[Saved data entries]
───
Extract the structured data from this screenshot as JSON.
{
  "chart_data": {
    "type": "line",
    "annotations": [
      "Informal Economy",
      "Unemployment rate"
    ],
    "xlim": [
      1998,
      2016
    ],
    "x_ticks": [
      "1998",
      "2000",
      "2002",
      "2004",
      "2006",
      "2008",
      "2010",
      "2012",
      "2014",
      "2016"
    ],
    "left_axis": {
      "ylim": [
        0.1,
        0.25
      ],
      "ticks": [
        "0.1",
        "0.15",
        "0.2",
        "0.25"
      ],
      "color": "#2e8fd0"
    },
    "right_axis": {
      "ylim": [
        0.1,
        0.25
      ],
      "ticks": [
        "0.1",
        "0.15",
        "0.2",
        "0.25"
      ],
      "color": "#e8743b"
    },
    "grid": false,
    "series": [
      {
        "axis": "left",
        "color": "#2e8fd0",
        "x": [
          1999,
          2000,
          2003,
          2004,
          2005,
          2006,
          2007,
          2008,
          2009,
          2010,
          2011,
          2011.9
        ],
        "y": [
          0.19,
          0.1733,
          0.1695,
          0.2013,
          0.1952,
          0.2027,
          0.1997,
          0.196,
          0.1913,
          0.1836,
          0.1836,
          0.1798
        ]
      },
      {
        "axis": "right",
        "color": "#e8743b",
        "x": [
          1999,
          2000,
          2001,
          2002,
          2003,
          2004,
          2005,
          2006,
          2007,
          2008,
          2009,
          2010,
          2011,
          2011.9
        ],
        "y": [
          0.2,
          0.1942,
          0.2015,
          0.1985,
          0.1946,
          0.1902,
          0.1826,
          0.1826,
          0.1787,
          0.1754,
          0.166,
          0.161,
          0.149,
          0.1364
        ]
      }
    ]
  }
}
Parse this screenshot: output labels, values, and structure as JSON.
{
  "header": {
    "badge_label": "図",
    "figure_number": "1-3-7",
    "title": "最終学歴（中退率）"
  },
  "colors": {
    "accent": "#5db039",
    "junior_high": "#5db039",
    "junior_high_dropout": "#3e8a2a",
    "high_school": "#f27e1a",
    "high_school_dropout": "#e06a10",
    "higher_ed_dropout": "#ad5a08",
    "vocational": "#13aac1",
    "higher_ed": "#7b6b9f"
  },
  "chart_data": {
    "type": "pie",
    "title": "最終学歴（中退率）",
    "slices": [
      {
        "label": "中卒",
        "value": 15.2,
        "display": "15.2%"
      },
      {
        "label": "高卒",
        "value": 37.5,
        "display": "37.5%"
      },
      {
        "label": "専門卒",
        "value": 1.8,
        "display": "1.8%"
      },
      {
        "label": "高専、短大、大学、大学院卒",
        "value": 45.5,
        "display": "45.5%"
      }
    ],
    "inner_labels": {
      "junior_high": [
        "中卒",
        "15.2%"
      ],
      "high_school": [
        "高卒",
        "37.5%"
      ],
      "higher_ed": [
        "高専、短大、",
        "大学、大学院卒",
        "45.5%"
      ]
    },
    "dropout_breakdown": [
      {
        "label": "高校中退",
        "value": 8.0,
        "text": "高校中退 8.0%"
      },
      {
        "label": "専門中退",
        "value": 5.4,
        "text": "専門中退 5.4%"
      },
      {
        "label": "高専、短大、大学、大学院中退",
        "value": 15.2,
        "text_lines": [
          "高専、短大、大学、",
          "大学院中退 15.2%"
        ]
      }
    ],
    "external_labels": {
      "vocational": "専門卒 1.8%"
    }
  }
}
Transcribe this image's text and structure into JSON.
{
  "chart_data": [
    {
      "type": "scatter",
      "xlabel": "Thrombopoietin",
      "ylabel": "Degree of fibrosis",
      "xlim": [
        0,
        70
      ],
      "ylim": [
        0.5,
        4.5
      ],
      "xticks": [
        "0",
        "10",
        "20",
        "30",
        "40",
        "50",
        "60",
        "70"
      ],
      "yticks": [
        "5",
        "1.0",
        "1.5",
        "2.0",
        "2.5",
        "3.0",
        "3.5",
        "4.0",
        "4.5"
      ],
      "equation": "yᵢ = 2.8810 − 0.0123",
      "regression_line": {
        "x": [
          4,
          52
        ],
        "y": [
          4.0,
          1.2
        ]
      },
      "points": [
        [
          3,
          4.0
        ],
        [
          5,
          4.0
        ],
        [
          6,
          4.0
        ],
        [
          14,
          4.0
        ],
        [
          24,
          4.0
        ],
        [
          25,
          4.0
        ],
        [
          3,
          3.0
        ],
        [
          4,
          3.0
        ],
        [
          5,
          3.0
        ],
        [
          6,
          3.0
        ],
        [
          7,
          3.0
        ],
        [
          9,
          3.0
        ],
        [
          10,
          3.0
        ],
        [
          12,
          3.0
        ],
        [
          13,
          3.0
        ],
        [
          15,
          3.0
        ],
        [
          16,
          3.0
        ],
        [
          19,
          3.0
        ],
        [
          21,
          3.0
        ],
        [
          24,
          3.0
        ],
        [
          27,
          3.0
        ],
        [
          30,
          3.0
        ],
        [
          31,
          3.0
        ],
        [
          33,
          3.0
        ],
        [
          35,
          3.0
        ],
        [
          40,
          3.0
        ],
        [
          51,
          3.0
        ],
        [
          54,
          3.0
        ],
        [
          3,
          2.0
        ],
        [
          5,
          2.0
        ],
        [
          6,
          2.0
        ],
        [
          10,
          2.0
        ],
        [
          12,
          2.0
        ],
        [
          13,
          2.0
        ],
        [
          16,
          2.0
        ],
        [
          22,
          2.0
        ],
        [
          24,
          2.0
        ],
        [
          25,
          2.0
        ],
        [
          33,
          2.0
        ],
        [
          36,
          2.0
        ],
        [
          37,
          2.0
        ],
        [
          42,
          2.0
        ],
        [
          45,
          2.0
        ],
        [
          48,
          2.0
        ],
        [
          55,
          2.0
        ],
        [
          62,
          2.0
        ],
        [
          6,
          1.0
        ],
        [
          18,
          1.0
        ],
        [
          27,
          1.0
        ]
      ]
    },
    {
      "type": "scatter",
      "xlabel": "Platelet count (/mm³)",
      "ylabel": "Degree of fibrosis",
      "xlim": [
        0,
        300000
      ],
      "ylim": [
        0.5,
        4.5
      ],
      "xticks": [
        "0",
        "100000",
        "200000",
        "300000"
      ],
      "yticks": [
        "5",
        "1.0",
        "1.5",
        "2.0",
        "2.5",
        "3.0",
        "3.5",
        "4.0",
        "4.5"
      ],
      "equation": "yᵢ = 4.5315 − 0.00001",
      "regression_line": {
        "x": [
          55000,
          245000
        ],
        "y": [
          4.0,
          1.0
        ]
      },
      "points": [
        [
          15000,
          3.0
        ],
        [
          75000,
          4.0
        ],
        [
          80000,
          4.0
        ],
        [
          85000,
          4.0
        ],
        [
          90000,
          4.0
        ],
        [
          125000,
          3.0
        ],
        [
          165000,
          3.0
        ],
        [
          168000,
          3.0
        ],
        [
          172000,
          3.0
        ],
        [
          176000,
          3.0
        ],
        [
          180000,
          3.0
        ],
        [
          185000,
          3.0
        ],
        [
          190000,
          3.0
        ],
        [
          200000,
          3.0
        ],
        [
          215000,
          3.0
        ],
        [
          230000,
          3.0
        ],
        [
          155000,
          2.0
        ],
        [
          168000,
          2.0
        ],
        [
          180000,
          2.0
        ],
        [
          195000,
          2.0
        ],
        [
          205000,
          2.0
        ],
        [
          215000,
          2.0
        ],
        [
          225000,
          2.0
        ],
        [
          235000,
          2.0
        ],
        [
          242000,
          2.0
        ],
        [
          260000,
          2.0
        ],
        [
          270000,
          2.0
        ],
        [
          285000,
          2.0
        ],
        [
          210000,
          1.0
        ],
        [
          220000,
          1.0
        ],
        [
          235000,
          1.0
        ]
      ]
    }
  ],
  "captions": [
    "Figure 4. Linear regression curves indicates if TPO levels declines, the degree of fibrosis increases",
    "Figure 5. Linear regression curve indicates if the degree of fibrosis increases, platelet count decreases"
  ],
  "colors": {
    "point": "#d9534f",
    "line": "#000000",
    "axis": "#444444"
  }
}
───
▶ PROBLEM: From the listing above, copy out each line where the word "increases" appears.

▶ REPLY:
    "Figure 4. Linear regression curves indicates if TPO levels declines, the degree of fibrosis increases",
    "Figure 5. Linear regression curve indicates if the degree of fibrosis increases, platelet count decreases"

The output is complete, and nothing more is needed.